### EXCERPT PROVIDED
◇ ◇ ◇
Barclays’ chief Jes Staley to step down following Epstein investigation


Jes Staley is stepping down as Barclays’ chief executive following a regulatory investigation into the way he described his relationship with disgraced financier Jeffrey Epstein.

In a statement on Monday, the bank said it was made aware of the results of the investigation by UK financial regulators the FCA and PRA on Friday and that: “In view of those conclusions, and Mr Staley’s intention to contest them, the board and Mr Staley have agreed that he will step down from his role as group chief executive and as a director of Barclays.”

It added: “It should be noted that the investigation makes no findings that Mr Staley saw, or was aware of, any of Mr Epstein’s alleged crimes, which was the central question underpinning Barclays’ support for Mr Staley following the arrest of Mr Epstein in the summer of 2019.”

UK regulators opened an investigation into the links between Staley and Epstein last February after receiving a cache of emails supplied by JPMorgan Chase.
◇ ◇ ◇
### EXCERPTED DATA
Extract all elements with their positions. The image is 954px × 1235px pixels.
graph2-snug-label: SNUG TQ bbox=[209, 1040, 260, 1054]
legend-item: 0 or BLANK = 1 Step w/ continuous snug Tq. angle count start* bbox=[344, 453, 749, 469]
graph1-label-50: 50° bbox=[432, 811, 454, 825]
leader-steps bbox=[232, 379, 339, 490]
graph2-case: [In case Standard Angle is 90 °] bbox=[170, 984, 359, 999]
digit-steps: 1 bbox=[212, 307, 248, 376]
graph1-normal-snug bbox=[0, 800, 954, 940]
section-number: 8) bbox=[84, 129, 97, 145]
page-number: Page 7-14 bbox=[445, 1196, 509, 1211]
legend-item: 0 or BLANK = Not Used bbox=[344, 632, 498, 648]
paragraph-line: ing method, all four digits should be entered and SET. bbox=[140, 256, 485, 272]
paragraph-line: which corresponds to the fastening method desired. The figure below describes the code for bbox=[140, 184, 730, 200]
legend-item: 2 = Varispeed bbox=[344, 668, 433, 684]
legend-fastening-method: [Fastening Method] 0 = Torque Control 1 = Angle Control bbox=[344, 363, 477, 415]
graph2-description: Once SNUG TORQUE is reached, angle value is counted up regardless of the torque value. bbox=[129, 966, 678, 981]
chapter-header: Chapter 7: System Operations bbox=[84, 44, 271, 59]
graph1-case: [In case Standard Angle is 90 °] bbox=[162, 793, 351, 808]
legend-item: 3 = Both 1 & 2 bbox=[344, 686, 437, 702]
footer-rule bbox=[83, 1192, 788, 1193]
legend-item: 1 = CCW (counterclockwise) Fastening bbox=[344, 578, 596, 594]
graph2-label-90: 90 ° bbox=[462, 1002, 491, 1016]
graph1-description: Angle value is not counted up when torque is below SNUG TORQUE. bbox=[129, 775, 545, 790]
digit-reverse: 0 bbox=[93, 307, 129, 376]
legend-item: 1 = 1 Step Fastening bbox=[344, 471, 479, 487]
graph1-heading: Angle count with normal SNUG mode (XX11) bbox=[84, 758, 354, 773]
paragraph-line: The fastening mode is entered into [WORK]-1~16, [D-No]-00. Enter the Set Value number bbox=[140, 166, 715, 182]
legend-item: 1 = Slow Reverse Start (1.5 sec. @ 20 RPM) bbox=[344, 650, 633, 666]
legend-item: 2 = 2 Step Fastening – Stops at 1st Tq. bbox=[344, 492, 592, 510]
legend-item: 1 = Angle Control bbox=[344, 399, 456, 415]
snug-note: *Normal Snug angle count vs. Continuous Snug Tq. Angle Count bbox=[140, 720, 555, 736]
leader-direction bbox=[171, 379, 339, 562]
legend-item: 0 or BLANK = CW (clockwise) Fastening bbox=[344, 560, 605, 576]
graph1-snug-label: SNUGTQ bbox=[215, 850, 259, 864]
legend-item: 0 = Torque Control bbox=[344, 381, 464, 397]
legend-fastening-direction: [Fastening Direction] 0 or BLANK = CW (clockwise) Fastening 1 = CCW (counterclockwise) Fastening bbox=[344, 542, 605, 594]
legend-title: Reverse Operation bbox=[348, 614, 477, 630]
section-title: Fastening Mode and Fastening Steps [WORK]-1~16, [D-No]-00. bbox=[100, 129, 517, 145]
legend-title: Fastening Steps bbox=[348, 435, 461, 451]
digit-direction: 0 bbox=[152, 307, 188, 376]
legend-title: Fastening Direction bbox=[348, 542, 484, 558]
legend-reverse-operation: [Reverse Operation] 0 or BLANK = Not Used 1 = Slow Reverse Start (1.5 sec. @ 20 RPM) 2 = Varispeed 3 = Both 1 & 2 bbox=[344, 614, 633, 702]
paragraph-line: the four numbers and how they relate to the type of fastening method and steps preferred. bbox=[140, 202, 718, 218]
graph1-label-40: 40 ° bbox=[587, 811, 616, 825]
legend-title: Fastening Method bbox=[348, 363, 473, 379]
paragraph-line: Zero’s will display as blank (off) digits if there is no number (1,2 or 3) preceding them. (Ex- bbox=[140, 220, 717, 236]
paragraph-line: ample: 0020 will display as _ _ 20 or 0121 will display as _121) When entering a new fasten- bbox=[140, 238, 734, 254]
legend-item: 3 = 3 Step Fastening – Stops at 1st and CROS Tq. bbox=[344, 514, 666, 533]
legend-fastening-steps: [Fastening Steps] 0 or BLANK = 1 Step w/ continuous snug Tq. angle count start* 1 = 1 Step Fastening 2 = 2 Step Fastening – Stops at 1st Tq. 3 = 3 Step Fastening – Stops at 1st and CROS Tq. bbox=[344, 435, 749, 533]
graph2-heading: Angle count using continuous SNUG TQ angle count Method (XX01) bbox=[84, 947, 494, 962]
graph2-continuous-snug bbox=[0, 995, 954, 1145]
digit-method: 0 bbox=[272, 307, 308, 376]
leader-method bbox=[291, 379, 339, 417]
◇ ◇ ◇
### EXERCISE GOAL
Reproduce the part of the article on Jes Staley leaving Barclays that opens with the words containing "Barclays’ chief Jes" and closes with "financier Jeffrey Epstein.", substituting "CEO" for "chief executive".

### EXERCISE SOLUTION
Barclays’ chief Jes Staley to step down following Epstein investigation


Jes Staley is stepping down as Barclays’ CEO following a regulatory investigation into the way he described his relationship with disgraced financier Jeffrey Epstein.